Page text ::

>>>>

Sequential test with alpha spending

python

import numpy as np
from scipy import stats
import math
 
def obrien_fleming_boundary(
    info_fraction: float,  # t/T, fraction of planned sample collected so far
    alpha: float = 0.05,
) -> float:
    """
    Critical z-value at given information fraction under O'Brien-Fleming spending.
    Very conservative early (large z required), relaxes toward 1.96 at t=T.
    """
    alpha_spent = 2 * (1 - stats.norm.cdf(
        stats.norm.ppf(1 - alpha / 2) / math.sqrt(info_fraction)
    ))
    return stats.norm.ppf(1 - alpha_spent / 2)
 
def sequential_test(
    observations_A: list,   # growing list of outcomes for control
    observations_B: list,   # growing list of outcomes for treatment
    n_planned: int,          # planned final sample size per arm
    alpha: float = 0.05,
) -> dict:
    """

<<<<

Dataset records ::

>>>>

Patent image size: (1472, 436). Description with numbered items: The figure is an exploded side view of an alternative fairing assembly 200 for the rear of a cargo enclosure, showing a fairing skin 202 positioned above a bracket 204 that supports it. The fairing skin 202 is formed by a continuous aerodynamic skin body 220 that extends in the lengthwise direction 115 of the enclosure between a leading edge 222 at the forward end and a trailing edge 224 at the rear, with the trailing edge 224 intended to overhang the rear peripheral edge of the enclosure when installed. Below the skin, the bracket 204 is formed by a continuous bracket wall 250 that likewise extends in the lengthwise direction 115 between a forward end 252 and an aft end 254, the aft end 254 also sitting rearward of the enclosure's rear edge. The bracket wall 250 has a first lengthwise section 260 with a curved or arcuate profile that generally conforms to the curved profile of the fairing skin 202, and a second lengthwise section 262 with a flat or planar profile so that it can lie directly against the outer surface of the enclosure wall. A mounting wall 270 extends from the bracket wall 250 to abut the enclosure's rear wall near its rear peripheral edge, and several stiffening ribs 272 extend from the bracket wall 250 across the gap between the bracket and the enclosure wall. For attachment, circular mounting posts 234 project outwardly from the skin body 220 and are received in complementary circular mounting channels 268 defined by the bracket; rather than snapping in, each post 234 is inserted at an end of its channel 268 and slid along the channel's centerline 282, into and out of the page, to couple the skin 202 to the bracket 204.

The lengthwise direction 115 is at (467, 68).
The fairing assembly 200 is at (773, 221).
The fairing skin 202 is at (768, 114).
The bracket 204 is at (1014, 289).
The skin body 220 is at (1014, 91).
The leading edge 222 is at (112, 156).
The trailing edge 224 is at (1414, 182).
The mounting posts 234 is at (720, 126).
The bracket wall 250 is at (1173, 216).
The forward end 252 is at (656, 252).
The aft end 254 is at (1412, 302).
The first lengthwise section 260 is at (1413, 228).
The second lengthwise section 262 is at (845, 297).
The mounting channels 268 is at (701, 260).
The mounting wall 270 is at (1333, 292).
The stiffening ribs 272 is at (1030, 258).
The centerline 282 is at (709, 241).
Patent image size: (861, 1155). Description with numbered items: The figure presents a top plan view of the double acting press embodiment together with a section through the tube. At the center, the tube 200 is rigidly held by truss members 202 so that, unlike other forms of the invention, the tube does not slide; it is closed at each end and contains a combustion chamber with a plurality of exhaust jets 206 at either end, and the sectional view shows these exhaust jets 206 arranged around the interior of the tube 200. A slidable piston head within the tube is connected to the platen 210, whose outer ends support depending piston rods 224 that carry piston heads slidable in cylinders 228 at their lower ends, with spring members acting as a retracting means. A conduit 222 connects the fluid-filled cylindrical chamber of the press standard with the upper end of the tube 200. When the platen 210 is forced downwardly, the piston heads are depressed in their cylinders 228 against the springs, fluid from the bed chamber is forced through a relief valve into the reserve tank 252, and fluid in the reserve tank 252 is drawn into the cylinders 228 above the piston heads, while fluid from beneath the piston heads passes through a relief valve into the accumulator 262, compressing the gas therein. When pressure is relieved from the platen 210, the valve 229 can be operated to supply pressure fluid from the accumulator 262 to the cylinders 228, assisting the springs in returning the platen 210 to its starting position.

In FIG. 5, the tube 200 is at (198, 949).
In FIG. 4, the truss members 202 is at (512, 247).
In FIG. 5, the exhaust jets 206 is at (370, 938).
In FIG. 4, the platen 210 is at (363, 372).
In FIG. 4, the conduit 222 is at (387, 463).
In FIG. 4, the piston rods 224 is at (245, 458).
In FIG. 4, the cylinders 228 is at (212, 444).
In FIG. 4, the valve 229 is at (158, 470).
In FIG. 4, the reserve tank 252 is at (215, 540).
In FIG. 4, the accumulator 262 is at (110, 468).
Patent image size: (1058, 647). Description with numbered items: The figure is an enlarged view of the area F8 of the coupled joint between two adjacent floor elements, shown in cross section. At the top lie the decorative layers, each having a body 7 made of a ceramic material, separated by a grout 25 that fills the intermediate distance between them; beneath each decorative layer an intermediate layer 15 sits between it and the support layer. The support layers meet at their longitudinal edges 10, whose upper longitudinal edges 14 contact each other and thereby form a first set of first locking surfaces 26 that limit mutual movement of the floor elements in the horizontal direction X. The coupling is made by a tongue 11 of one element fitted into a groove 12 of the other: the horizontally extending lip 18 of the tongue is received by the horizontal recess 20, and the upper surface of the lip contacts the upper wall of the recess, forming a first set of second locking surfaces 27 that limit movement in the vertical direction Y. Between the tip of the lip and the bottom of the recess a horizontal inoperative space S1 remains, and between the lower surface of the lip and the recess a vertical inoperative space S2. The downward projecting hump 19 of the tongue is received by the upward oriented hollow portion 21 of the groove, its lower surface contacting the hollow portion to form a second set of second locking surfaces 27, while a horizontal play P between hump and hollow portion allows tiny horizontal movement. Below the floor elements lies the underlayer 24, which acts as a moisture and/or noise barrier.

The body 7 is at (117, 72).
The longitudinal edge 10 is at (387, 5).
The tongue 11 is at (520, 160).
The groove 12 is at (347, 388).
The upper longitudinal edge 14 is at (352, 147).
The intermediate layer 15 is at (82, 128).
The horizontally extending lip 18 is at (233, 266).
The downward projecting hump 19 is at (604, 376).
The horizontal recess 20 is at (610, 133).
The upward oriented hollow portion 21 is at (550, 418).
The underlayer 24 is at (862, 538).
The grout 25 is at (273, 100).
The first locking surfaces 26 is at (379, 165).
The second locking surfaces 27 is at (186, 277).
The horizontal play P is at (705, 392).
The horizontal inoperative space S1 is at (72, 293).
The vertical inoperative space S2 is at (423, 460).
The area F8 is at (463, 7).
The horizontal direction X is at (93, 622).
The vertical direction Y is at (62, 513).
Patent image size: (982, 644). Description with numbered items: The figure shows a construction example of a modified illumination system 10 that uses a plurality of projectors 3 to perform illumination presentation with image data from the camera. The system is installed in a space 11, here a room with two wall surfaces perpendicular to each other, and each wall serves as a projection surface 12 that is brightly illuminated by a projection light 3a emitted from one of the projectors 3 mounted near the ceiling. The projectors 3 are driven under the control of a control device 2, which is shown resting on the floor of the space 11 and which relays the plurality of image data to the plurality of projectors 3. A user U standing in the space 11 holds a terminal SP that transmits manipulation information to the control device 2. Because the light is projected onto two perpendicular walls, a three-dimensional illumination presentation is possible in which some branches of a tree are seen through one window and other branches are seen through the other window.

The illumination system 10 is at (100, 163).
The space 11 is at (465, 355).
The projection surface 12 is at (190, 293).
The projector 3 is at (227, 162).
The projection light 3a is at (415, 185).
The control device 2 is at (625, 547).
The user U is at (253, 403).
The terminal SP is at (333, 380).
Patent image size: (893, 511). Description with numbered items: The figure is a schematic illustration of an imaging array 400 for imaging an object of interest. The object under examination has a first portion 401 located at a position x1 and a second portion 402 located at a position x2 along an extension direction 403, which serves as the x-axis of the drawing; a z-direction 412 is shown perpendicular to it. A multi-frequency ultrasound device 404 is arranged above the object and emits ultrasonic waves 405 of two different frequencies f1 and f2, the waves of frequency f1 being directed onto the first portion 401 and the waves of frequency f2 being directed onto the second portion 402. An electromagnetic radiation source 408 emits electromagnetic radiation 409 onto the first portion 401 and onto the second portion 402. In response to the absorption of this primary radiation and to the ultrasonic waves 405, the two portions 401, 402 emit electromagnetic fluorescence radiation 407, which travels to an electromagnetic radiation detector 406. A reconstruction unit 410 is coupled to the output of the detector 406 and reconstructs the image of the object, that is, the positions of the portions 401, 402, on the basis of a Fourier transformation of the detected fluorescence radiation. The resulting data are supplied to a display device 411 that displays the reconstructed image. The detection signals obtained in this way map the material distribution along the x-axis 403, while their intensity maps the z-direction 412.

<<<<

Written exercise 1 ::
Answer the following questions about the alpha-spending code:
(a) What does the inline comment state that info_fraction represents?
(b) According to the docstring of obrien_fleming_boundary, toward what value does the critical z relax at t=T?
(c) What does the comment beside n_planned say this parameter denotes?
Written exercise 2 ::
Finish out the alpha-spending code by continuing it from the final line shown.

Task response 1 ::
(a) t/T, the fraction of the planned sample collected so far.
(b) 1.96.
(c) The planned final sample size per arm.

Task response 2 ::
    Run sequential test at current information fraction.
    Safe to call at any time without alpha inflation.
    """
    n = min(len(observations_A), len(observations_B))
    info_fraction = min(n / n_planned, 1.0)
    z_boundary = obrien_fleming_boundary(info_fraction, alpha)
 
    A = np.array(observations_A[:n])
    B = np.array(observations_B[:n])
    delta = B.mean() - A.mean()
    se = math.sqrt(A.var()/n + B.var()/n)
    z_obs = delta / se if se > 0 else 0
 
    return {
        "n_per_arm": n,
        "info_fraction": round(info_fraction, 3),
        "z_observed": round(z_obs, 4),
        "z_boundary": round(z_boundary, 4),
        "can_stop_significant": abs(z_obs) > z_boundary,
        "delta": round(delta, 5),
        "p_value": round(2 * (1 - stats.norm.cdf(abs(z_obs))), 5),
    }
 
# Check at 25%, 50%, 75%, 100% of planned n=20,000
T = 20_000
for pct in [0.25, 0.50, 0.75, 1.00]:
    z = obrien_fleming_boundary(pct)
    print(f"t={pct:.0%}: z_boundary={z:.3f}  (fixed-sample: 1.960)")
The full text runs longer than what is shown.